## Begin INPUT RECORDS

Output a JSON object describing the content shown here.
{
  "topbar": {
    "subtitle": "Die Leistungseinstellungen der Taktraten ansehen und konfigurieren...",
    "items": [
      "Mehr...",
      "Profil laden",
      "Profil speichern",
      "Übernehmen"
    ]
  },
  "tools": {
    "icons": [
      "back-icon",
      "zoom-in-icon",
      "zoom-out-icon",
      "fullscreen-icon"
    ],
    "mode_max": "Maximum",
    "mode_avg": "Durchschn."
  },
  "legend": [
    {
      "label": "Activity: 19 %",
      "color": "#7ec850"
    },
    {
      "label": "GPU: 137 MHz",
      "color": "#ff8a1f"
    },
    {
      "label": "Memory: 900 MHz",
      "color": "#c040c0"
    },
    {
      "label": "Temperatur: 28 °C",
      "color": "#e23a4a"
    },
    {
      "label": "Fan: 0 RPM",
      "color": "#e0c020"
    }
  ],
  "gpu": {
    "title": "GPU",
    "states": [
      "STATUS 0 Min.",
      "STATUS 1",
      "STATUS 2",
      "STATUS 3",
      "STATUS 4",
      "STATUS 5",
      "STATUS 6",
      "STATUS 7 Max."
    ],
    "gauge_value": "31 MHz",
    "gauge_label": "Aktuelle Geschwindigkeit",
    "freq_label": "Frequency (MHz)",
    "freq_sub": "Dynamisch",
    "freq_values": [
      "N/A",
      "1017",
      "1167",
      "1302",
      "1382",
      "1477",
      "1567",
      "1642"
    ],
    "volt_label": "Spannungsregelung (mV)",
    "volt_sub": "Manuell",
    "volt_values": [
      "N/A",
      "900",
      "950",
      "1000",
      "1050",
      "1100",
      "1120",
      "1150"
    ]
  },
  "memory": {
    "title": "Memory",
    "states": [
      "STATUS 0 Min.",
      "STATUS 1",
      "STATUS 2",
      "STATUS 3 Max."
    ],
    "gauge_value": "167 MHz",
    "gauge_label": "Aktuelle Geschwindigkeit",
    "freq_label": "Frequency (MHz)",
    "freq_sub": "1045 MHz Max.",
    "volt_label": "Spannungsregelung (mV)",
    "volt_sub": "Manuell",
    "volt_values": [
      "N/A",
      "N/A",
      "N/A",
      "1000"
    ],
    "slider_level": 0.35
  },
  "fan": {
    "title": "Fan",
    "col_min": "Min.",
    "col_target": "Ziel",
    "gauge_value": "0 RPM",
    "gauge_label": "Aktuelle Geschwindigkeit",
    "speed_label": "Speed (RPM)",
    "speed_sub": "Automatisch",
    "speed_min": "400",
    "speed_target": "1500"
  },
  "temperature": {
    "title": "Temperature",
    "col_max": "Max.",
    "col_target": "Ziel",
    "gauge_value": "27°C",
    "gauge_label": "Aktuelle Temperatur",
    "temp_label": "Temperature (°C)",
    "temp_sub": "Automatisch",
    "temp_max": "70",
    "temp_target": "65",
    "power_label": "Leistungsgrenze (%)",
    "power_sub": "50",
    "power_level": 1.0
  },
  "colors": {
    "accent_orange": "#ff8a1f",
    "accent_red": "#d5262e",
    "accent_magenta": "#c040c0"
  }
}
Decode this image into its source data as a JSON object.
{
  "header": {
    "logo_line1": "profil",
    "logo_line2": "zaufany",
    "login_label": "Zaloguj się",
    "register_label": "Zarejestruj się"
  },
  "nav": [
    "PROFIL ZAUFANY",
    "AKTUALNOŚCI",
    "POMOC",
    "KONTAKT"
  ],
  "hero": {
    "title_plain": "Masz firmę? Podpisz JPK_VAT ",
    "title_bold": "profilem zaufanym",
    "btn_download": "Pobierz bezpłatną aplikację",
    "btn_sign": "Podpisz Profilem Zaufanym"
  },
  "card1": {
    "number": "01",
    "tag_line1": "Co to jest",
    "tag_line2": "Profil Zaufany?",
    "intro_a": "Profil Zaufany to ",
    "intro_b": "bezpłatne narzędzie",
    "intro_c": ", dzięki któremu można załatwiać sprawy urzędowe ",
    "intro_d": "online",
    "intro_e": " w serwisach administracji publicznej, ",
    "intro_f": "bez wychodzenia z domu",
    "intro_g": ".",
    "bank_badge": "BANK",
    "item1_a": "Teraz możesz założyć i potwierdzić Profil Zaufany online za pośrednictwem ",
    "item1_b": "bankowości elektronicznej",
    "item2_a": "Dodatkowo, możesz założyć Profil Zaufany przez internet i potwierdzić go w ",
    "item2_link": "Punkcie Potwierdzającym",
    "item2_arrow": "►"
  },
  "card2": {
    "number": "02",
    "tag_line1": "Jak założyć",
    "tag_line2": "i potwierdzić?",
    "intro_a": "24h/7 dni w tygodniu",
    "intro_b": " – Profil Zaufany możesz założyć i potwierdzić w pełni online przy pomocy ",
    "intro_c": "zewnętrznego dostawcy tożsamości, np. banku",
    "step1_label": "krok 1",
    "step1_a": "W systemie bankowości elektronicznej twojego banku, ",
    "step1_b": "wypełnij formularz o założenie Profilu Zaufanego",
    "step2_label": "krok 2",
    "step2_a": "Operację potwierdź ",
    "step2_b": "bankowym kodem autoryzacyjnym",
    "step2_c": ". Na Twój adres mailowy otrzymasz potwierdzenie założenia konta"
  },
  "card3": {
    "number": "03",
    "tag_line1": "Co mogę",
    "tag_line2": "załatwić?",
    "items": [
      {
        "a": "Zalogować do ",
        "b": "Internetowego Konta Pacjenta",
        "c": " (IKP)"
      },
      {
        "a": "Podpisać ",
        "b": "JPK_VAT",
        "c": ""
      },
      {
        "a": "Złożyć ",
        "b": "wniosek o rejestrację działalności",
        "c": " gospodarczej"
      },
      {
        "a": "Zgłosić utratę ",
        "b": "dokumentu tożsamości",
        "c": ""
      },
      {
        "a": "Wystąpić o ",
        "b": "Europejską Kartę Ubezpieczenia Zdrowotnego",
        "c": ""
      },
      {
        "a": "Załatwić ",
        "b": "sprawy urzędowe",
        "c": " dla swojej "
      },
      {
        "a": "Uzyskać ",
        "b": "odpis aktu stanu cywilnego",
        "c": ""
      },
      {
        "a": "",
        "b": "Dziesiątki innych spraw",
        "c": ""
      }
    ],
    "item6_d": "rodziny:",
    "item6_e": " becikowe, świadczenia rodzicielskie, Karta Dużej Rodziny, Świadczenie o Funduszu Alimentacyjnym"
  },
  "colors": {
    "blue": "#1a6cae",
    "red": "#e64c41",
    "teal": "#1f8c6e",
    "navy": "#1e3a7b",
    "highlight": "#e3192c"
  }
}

## End INPUT RECORDS

### TASK TO COMPLETE
Show each line of the listing that holds the string "możesz".

### EXERCISE RESPONSE
    "item1_a": "Teraz możesz założyć i potwierdzić Profil Zaufany online za pośrednictwem ",
    "item2_a": "Dodatkowo, możesz założyć Profil Zaufany przez internet i potwierdzić go w ",
    "intro_b": " – Profil Zaufany możesz założyć i potwierdzić w pełni online przy pomocy ",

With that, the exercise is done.